What the task requires ::
Return the lines below exactly, starting with the line that contains "Give me a plain-text" and stopping after the last line.

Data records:
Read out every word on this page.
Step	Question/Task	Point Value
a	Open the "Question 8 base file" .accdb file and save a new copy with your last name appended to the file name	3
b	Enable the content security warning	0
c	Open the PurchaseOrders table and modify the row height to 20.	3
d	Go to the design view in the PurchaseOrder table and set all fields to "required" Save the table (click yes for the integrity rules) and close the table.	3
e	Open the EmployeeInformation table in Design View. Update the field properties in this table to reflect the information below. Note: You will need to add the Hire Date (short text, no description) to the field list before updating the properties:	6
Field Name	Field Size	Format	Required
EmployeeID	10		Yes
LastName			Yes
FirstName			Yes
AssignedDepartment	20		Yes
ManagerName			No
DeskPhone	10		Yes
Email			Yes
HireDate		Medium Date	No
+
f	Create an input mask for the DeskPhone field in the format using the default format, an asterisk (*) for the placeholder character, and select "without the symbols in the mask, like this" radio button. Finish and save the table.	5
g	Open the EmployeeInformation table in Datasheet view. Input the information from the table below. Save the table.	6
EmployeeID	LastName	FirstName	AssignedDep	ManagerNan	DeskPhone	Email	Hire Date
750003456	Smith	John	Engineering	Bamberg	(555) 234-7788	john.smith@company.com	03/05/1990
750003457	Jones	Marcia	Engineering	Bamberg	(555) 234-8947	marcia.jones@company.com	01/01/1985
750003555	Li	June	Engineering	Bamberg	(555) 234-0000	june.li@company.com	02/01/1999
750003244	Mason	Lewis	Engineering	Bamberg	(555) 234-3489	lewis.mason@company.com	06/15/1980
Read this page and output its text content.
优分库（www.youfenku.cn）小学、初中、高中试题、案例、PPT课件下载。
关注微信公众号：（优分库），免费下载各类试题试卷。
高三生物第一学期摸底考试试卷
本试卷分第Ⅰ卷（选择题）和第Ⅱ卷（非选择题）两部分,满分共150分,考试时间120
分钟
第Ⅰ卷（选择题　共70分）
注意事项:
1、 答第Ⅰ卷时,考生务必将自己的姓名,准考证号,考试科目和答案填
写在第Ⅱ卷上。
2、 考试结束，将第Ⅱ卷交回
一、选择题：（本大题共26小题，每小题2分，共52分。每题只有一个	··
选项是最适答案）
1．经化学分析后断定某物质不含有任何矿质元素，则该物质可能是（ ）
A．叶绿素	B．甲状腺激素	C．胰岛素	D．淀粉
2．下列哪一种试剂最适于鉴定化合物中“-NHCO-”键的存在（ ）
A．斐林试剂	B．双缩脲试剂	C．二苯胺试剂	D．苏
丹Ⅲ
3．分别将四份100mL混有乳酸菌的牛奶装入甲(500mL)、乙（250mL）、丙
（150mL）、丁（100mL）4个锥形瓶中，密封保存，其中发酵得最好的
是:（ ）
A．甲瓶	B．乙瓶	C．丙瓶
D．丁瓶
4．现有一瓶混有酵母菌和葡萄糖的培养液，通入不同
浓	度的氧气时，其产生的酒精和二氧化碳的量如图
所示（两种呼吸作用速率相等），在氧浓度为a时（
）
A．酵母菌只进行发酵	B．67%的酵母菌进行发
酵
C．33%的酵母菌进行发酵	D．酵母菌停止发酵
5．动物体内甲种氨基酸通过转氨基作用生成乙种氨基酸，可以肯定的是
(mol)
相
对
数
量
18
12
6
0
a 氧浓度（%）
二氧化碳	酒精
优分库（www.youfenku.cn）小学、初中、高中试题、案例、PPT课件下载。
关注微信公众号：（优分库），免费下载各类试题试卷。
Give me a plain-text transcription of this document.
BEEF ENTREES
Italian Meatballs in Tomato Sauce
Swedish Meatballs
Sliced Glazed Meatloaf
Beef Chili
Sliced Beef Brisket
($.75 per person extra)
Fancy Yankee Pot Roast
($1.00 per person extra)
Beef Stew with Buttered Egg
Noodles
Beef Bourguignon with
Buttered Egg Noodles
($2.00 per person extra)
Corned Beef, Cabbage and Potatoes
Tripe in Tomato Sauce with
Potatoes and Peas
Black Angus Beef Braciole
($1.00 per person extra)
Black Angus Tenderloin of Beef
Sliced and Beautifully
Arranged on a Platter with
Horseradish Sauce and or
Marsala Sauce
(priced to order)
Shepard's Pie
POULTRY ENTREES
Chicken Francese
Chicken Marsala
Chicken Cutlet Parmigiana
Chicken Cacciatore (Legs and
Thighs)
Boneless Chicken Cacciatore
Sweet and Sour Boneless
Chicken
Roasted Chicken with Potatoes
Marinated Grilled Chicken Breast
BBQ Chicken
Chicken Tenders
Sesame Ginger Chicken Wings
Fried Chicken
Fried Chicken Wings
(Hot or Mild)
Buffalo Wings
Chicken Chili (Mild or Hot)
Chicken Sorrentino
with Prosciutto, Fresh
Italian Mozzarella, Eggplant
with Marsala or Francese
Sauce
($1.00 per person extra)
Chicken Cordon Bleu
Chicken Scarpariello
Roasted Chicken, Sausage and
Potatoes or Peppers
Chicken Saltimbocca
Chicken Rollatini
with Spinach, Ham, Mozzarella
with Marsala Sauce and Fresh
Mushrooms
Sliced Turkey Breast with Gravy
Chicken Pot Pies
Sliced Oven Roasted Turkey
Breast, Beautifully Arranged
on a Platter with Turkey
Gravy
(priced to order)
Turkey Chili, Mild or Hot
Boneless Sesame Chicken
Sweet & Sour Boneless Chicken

Full solution ::
Give me a plain-text transcription of this document.
BEEF ENTREES
Italian Meatballs in Tomato Sauce
Swedish Meatballs
Sliced Glazed Meatloaf
Beef Chili
Sliced Beef Brisket
($.75 per person extra)
Fancy Yankee Pot Roast
($1.00 per person extra)
Beef Stew with Buttered Egg
Noodles
Beef Bourguignon with
Buttered Egg Noodles
($2.00 per person extra)
Corned Beef, Cabbage and Potatoes
Tripe in Tomato Sauce with
Potatoes and Peas
Black Angus Beef Braciole
($1.00 per person extra)
Black Angus Tenderloin of Beef
Sliced and Beautifully
Arranged on a Platter with
Horseradish Sauce and or
Marsala Sauce
(priced to order)
Shepard's Pie
POULTRY ENTREES
Chicken Francese
Chicken Marsala
Chicken Cutlet Parmigiana
Chicken Cacciatore (Legs and
Thighs)
Boneless Chicken Cacciatore
Sweet and Sour Boneless
Chicken
Roasted Chicken with Potatoes
Marinated Grilled Chicken Breast
BBQ Chicken
Chicken Tenders
Sesame Ginger Chicken Wings
Fried Chicken
Fried Chicken Wings
(Hot or Mild)
Buffalo Wings
Chicken Chili (Mild or Hot)
Chicken Sorrentino
with Prosciutto, Fresh
Italian Mozzarella, Eggplant
with Marsala or Francese
Sauce
($1.00 per person extra)
Chicken Cordon Bleu
Chicken Scarpariello
Roasted Chicken, Sausage and
Potatoes or Peppers
Chicken Saltimbocca
Chicken Rollatini
with Spinach, Ham, Mozzarella
with Marsala Sauce and Fresh
Mushrooms
Sliced Turkey Breast with Gravy
Chicken Pot Pies
Sliced Oven Roasted Turkey
Breast, Beautifully Arranged
on a Platter with Turkey
Gravy
(priced to order)
Turkey Chili, Mild or Hot
Boneless Sesame Chicken
Sweet & Sour Boneless Chicken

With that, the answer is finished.